**WHAT IS NEEDED:**
Lines containing the word "content" are the ones to copy from the records below.

┌─ INPUT DATA

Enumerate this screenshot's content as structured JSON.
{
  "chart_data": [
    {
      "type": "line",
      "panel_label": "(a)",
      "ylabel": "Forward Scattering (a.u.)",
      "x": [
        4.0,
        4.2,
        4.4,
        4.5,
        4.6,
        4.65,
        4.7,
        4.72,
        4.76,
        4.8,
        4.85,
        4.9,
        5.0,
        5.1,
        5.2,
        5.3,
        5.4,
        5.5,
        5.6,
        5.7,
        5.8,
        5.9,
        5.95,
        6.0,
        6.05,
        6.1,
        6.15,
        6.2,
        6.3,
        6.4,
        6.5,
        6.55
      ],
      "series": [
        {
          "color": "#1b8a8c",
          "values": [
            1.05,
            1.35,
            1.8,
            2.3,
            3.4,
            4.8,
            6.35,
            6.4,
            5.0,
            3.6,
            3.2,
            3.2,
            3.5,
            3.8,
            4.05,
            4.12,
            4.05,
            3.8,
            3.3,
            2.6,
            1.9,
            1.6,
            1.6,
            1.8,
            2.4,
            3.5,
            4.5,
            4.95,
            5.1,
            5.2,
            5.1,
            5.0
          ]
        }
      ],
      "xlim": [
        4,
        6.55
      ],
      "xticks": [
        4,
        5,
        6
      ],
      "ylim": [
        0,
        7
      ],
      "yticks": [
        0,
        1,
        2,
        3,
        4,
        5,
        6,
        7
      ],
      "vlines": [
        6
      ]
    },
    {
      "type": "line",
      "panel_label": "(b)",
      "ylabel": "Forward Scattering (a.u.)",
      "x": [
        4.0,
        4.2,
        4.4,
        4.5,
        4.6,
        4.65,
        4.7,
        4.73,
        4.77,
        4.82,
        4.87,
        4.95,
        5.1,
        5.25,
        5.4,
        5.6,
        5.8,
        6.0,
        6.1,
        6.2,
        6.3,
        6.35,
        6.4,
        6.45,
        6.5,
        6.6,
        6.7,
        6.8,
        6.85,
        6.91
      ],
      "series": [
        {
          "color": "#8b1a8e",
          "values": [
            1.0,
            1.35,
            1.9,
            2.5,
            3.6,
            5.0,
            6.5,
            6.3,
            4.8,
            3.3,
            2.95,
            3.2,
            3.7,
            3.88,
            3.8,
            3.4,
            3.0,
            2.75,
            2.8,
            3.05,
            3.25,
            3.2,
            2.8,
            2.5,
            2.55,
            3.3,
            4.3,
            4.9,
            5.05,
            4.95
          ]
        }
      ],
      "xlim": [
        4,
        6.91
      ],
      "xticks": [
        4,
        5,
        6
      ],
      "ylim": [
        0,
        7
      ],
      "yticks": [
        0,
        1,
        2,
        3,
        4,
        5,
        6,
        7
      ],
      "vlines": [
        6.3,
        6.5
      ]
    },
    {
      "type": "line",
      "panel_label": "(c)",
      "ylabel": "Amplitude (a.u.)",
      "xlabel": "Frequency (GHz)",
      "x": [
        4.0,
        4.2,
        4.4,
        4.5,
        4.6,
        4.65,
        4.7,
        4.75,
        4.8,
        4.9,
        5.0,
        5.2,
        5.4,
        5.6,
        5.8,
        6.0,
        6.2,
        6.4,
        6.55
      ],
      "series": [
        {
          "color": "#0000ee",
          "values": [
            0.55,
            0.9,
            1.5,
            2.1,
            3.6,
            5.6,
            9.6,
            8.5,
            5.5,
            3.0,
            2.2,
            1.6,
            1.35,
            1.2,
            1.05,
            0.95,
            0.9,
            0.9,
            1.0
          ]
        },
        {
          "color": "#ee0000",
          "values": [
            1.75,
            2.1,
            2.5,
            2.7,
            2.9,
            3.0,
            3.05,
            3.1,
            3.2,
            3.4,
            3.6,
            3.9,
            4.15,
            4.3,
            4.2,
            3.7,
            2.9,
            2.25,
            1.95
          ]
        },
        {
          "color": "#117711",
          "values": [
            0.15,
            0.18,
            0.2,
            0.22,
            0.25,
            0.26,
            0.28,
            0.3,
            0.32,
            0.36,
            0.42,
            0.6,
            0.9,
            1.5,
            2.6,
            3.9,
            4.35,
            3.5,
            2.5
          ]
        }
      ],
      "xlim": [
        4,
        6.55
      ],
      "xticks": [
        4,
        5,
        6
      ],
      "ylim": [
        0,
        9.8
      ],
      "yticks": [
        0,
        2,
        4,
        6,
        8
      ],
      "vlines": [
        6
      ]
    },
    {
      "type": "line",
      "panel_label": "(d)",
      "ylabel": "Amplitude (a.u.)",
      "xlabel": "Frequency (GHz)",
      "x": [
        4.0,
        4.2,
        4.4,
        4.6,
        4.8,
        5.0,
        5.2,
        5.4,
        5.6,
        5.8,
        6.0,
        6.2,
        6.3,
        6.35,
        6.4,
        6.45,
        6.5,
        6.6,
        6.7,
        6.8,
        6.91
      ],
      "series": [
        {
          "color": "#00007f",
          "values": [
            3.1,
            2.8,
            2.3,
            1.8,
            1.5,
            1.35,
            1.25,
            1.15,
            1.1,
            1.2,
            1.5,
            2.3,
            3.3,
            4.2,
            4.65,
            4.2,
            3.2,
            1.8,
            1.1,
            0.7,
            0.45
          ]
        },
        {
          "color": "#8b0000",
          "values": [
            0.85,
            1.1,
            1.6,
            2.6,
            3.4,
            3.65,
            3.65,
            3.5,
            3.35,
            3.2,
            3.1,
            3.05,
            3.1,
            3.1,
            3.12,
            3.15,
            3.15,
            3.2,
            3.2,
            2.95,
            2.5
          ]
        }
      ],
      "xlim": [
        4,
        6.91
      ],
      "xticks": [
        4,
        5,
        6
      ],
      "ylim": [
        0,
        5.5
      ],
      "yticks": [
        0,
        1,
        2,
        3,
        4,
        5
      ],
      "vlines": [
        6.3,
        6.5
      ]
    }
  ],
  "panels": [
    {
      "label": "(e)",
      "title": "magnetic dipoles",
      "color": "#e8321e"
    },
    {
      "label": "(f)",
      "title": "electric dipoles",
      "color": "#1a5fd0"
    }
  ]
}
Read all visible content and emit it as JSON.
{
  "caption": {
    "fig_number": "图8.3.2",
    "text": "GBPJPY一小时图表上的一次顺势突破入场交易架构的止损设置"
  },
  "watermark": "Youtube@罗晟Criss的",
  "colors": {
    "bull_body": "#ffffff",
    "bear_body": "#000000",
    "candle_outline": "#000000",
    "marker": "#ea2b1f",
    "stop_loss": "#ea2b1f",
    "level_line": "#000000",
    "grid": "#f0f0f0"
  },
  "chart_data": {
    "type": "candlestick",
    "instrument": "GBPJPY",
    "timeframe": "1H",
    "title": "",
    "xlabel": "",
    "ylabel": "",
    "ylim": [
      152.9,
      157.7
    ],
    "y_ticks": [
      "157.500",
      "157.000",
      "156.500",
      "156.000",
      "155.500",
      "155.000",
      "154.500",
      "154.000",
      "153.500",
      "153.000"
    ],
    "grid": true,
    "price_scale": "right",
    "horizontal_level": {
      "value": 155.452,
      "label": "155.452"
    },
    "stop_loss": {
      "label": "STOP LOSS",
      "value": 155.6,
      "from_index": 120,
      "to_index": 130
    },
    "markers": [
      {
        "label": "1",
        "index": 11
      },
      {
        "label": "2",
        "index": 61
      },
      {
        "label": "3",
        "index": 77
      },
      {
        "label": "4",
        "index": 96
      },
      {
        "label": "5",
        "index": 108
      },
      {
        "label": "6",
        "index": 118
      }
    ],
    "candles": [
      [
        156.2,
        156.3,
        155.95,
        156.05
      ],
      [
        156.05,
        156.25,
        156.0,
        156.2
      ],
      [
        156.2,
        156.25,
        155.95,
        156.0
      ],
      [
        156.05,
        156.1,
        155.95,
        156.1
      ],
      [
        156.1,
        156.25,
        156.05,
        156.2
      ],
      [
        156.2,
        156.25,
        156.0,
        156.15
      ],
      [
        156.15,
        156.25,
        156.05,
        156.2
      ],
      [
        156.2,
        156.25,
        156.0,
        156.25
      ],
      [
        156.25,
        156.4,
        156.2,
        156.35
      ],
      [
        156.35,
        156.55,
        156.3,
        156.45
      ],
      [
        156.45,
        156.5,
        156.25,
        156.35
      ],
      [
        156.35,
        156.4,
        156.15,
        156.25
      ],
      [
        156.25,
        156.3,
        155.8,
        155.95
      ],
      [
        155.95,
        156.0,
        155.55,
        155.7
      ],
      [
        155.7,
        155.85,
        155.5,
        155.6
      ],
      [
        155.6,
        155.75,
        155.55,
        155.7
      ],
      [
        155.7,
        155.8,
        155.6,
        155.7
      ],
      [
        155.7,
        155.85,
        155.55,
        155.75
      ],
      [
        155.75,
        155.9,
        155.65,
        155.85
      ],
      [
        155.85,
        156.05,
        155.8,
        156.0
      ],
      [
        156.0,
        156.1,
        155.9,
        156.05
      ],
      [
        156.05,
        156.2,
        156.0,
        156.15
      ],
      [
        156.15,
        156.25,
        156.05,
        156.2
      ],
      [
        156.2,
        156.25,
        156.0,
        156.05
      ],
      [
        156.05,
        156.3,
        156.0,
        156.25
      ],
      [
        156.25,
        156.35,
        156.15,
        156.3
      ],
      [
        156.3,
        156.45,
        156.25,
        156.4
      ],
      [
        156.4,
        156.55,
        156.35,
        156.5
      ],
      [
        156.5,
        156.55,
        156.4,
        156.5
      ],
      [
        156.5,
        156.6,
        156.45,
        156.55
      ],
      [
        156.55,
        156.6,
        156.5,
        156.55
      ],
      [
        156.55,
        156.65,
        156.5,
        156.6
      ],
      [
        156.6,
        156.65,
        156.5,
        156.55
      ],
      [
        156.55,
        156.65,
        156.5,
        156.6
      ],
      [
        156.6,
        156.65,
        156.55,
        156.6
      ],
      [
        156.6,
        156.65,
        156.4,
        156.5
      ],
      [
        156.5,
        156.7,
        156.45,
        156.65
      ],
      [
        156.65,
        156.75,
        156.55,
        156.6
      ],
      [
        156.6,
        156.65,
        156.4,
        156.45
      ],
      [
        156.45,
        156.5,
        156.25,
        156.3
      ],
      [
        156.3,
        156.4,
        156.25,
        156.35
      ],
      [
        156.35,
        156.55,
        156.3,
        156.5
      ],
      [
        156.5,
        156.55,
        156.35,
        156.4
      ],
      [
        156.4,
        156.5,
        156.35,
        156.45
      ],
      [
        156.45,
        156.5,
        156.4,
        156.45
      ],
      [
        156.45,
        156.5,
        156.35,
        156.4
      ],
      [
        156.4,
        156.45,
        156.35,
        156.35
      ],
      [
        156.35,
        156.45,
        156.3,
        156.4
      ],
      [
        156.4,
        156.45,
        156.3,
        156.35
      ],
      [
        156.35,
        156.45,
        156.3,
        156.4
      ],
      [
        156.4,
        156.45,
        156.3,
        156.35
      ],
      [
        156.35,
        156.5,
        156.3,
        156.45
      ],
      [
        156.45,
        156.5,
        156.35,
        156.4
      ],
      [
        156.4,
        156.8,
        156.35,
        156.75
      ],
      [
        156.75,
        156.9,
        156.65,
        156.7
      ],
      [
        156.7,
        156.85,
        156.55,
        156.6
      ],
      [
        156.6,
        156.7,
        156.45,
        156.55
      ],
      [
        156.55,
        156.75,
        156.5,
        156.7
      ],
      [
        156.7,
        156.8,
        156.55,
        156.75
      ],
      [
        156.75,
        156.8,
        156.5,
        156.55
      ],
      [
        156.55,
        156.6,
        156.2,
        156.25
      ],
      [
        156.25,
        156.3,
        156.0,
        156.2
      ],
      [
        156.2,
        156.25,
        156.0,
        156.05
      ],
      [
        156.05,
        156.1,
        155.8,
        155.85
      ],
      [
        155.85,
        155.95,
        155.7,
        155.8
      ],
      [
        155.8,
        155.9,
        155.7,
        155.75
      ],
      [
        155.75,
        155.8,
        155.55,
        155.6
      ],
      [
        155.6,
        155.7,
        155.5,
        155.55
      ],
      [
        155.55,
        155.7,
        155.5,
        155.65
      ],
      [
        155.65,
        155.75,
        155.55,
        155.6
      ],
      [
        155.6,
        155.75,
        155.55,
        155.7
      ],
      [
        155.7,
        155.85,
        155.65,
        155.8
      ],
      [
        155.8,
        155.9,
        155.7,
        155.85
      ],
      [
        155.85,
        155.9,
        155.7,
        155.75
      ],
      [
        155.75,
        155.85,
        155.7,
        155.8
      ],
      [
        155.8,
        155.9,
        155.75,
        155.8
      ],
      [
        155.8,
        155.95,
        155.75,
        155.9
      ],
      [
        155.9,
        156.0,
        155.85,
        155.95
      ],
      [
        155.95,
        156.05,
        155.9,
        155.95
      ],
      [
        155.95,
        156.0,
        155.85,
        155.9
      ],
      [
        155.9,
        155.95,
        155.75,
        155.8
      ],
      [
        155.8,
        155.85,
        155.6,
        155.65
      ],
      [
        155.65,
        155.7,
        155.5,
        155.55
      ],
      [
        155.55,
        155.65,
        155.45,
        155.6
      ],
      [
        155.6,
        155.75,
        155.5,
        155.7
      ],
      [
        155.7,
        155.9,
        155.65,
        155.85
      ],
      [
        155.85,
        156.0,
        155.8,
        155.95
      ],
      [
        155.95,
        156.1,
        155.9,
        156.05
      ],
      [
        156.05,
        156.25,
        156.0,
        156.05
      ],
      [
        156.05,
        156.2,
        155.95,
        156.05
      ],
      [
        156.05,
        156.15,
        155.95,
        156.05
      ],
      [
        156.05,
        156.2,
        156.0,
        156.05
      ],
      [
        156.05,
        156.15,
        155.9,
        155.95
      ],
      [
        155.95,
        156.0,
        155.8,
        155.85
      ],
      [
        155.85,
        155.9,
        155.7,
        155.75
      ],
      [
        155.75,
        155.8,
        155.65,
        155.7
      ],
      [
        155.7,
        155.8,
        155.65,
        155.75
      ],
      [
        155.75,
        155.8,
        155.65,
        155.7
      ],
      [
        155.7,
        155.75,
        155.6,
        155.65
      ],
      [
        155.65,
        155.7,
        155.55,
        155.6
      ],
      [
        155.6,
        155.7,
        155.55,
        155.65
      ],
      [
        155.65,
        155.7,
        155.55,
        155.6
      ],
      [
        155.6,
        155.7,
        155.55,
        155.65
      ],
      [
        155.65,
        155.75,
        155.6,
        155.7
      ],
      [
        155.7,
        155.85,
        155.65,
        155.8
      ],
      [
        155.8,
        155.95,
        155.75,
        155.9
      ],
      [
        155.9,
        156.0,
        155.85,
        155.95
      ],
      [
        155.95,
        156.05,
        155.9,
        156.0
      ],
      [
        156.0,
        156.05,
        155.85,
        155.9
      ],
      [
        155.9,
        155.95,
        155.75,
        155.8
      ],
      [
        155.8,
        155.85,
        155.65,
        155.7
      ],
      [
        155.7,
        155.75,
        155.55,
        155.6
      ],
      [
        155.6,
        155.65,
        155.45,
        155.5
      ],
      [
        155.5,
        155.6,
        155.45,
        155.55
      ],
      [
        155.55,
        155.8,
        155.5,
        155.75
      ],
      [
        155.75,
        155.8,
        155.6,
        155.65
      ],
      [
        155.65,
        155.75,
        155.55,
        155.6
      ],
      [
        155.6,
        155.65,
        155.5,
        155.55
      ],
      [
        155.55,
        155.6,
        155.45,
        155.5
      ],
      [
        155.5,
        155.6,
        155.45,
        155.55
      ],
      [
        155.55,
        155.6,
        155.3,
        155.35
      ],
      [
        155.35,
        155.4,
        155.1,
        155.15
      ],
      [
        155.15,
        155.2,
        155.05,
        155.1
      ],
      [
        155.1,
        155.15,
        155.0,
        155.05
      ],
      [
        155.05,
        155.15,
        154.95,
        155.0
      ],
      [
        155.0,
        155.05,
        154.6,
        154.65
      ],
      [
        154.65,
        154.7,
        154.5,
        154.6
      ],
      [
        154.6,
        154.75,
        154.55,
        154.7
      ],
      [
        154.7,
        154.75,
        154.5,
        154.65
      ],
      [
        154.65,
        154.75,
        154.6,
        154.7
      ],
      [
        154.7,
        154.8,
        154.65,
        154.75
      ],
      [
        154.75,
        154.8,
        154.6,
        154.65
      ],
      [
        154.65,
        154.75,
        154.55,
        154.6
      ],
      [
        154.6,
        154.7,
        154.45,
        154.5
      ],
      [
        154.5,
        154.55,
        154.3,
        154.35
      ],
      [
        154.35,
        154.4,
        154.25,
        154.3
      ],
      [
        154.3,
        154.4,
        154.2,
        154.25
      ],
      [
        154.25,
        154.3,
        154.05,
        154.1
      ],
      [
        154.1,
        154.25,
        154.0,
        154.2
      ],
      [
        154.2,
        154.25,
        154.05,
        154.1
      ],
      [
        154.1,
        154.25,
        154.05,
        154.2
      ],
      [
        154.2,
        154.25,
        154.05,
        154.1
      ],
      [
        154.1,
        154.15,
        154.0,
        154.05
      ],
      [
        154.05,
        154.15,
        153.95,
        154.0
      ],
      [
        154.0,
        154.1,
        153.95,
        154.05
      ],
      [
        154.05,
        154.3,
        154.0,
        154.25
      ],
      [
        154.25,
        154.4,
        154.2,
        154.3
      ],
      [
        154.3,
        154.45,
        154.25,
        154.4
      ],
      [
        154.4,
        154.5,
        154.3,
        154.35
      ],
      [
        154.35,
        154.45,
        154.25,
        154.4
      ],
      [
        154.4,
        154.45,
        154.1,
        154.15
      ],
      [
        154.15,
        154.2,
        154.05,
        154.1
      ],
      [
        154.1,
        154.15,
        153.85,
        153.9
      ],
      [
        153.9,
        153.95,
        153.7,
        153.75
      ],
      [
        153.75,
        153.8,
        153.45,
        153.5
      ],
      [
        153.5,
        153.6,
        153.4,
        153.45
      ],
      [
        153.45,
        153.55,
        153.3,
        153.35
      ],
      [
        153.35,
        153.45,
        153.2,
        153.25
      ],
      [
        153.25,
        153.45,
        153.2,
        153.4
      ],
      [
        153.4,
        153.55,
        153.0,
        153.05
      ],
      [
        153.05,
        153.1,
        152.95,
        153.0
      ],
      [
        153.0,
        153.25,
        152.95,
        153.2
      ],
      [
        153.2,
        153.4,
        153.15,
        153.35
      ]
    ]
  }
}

└─

**SOLUTION:**
Enumerate this screenshot's content as structured JSON.
Read all visible content and emit it as JSON.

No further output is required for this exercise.